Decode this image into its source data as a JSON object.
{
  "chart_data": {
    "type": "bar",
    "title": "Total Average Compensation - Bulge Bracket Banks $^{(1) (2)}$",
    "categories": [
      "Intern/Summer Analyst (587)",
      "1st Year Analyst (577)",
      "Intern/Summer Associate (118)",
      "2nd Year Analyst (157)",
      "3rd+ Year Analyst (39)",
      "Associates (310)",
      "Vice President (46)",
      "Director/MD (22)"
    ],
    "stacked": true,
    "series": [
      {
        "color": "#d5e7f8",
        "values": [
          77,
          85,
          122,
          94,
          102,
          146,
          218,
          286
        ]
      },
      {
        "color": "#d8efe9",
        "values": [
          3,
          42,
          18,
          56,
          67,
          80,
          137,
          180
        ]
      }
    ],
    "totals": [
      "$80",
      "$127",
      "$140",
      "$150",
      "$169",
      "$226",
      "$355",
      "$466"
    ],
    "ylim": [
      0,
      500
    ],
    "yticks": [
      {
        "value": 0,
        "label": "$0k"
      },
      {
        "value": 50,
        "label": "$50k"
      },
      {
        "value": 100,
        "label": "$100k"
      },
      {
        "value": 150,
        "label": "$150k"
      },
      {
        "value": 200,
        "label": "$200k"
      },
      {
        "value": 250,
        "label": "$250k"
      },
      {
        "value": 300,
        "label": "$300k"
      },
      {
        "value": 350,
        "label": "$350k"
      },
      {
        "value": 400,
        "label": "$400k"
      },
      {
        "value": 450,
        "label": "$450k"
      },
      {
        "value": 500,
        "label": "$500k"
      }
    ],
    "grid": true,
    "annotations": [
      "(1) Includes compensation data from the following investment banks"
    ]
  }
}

§ §

## The problem
Copy each line of the listing that includes "Summer".

## The reply
      "Intern/Summer Analyst (587)",
      "Intern/Summer Associate (118)",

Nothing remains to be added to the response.